Description of the task – Work out how many lines in the entries contain the string "apert", and give nothing but that number.

-------- Dataset content --------

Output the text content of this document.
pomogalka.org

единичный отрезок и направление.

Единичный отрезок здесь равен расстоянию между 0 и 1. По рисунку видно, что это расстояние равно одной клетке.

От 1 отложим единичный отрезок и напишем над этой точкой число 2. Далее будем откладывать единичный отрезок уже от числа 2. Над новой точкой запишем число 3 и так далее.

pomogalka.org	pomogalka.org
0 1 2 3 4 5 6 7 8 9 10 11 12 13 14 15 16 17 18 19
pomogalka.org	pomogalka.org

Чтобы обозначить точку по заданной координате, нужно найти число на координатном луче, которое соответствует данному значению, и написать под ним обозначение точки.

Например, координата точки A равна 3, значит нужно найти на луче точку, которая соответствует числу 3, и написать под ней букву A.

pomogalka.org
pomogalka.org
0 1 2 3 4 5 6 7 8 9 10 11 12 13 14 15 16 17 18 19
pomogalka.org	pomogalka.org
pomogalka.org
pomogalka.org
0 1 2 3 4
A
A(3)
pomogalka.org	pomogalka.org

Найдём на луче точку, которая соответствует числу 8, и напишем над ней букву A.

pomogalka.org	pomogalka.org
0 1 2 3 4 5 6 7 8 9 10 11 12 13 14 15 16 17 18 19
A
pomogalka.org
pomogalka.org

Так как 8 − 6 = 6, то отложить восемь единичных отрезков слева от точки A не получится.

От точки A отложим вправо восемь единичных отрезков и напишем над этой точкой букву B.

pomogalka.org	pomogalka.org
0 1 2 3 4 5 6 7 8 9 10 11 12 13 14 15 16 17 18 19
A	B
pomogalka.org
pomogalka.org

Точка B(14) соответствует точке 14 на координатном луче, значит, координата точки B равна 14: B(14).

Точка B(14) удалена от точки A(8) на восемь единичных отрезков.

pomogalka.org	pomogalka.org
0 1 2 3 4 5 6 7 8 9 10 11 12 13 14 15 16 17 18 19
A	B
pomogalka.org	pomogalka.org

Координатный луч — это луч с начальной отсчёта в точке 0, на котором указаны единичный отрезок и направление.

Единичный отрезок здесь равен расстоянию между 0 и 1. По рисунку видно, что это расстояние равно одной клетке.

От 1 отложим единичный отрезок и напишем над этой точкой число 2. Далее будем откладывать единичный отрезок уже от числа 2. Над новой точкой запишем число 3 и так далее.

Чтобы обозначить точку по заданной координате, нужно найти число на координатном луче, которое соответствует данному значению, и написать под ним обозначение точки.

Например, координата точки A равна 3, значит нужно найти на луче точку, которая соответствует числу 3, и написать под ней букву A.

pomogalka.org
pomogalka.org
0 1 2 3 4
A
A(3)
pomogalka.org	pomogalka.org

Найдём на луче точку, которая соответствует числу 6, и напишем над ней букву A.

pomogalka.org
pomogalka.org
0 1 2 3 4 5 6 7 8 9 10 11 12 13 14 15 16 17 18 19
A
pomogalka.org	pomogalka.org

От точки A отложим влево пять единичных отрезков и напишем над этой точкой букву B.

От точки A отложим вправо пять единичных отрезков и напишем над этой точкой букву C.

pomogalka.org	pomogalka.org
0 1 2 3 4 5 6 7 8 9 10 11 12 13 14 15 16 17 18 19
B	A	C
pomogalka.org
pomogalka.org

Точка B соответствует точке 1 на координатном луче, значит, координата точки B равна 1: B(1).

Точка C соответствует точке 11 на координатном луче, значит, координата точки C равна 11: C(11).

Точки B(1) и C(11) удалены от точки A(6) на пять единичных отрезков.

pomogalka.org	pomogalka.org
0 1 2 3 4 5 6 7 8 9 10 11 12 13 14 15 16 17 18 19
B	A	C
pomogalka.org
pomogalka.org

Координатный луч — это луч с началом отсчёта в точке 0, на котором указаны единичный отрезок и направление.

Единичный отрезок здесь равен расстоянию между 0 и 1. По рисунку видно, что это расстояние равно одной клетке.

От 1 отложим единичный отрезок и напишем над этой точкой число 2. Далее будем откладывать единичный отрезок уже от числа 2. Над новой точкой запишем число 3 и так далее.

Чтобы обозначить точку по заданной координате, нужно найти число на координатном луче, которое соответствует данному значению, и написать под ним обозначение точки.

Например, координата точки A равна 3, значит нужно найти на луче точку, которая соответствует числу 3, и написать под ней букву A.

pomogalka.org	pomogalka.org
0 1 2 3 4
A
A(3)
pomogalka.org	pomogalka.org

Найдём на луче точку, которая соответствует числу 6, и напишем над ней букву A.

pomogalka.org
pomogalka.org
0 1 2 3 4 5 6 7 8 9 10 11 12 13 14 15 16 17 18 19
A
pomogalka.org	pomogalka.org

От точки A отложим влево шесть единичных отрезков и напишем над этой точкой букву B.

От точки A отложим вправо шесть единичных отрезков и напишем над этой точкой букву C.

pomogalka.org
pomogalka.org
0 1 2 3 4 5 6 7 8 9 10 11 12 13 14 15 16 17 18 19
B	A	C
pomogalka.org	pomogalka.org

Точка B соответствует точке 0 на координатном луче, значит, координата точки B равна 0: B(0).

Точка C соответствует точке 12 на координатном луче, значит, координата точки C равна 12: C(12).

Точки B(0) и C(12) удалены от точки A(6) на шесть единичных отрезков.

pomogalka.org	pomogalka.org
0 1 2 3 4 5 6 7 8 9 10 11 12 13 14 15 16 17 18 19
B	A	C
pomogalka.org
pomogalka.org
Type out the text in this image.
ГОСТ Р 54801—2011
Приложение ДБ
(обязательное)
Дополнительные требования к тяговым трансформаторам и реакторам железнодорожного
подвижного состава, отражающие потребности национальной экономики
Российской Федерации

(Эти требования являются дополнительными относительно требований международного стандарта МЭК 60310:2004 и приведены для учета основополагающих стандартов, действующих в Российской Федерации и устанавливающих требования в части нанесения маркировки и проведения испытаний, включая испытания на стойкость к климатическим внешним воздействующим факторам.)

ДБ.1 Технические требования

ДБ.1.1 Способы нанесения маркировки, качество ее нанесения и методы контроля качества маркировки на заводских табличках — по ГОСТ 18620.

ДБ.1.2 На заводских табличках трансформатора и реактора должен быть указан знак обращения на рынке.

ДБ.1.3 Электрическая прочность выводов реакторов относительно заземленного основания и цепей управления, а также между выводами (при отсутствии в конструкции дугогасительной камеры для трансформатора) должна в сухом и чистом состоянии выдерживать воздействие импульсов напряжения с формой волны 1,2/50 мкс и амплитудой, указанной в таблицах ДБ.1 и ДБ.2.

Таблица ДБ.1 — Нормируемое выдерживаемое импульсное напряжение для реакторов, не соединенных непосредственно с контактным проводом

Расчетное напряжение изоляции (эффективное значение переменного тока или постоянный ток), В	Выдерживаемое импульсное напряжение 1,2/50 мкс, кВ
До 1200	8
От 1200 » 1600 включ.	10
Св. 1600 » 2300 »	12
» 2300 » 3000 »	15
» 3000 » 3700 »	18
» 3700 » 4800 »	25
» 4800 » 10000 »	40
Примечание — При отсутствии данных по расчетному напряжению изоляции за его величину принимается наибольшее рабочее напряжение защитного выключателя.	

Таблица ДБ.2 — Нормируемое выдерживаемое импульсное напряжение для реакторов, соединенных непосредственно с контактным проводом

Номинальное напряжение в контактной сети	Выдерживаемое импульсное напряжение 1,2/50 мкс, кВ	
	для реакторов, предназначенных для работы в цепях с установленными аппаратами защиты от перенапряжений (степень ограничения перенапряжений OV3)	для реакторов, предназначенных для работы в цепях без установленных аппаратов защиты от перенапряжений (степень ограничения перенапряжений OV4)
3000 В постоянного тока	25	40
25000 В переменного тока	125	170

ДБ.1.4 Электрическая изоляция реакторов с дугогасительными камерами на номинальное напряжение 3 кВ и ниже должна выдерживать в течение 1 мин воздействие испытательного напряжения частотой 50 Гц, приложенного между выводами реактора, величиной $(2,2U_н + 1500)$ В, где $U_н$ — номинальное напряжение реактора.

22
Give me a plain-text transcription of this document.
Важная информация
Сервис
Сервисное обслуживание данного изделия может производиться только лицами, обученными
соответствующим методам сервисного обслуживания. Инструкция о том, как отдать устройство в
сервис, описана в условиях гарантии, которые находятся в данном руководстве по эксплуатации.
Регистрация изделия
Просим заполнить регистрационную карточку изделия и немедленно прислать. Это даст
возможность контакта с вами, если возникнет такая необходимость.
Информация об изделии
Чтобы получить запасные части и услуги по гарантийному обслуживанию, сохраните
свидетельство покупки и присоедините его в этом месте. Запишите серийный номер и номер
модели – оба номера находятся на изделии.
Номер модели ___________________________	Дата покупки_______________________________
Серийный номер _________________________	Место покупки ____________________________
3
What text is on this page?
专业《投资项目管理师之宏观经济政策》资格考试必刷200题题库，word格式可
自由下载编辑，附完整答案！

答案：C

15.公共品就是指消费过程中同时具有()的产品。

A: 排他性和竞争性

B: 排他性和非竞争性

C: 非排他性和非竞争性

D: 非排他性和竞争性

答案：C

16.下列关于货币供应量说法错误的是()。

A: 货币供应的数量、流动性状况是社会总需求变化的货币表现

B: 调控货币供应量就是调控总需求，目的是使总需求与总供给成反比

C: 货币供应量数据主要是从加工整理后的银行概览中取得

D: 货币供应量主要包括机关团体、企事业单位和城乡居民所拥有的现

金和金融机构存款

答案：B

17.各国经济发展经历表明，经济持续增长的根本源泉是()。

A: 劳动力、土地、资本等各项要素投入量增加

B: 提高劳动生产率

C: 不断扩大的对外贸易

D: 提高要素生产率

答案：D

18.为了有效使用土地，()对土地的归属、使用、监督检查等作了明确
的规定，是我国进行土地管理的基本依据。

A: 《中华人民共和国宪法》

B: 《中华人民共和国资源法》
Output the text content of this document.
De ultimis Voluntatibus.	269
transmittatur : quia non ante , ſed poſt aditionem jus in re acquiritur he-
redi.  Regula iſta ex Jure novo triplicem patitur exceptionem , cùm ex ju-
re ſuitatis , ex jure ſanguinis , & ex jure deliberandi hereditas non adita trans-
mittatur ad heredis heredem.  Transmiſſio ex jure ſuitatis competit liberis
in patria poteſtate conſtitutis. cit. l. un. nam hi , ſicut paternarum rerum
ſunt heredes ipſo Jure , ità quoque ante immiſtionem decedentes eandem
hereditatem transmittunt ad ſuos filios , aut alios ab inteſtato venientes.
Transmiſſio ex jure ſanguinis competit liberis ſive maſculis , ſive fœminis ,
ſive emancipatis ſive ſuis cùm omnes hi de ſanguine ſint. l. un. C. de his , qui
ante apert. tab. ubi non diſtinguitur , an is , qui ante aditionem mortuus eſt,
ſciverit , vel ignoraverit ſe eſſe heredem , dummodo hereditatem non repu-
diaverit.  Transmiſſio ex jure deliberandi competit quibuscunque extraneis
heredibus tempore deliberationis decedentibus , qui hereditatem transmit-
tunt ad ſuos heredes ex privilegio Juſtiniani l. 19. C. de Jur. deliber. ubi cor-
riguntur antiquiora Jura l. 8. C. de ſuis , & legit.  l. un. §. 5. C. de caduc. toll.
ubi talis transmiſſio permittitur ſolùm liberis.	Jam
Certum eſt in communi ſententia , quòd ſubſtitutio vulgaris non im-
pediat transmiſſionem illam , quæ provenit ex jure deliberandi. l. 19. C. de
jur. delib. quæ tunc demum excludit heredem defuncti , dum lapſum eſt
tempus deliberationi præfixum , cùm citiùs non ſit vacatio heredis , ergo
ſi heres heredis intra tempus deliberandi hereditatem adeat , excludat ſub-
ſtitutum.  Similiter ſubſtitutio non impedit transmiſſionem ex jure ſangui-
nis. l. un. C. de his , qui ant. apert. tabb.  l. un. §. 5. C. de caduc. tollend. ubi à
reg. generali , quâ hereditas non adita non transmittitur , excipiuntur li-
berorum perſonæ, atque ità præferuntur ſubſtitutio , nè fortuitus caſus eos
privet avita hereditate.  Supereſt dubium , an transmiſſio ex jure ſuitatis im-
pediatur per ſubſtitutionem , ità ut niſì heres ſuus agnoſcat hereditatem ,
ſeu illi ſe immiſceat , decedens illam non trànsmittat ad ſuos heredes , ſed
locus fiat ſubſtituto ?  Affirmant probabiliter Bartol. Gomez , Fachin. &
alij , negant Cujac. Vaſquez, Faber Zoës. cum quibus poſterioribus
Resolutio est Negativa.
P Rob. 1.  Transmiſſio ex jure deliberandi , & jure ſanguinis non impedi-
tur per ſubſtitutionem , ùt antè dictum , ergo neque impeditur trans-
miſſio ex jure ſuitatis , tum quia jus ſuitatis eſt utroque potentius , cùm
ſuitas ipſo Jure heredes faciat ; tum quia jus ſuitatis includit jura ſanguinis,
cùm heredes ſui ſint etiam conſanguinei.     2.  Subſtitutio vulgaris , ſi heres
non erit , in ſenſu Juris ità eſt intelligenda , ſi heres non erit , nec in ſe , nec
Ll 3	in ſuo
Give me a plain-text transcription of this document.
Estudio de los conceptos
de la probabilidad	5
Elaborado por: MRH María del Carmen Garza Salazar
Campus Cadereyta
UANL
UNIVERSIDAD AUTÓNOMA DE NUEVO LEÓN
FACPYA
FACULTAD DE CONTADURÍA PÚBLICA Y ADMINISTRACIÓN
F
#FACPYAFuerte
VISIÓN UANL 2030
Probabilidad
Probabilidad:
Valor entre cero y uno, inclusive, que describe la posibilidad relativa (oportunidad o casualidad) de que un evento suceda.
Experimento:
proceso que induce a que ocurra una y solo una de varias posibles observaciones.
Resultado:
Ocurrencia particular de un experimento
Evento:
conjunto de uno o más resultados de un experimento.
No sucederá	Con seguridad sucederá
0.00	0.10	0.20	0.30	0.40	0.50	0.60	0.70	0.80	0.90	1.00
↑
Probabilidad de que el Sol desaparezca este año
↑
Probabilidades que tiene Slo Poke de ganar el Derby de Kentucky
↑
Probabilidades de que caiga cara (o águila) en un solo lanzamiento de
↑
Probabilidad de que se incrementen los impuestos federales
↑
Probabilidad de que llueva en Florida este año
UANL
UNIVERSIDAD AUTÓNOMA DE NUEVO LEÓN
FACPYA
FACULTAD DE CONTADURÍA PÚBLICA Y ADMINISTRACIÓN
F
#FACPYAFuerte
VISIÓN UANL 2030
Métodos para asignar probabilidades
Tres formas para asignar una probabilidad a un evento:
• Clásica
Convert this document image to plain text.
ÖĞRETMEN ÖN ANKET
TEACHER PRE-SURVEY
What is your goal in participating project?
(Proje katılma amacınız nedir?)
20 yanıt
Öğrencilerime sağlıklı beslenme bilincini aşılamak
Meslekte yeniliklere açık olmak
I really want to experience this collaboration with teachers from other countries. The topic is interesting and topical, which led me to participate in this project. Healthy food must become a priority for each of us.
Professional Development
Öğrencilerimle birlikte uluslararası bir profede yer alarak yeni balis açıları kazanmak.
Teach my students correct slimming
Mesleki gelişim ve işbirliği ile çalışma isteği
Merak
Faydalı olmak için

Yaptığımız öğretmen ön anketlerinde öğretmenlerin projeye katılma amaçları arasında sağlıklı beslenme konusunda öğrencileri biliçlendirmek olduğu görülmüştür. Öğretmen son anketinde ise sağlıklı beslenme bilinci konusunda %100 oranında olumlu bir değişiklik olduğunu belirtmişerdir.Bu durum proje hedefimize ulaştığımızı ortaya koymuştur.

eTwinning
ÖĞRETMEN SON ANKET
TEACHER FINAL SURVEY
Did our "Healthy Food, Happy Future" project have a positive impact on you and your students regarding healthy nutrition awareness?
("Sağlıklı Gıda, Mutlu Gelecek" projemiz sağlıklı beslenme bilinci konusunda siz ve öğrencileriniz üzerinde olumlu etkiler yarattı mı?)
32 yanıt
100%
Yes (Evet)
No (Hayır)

--------

Finished exercise – 2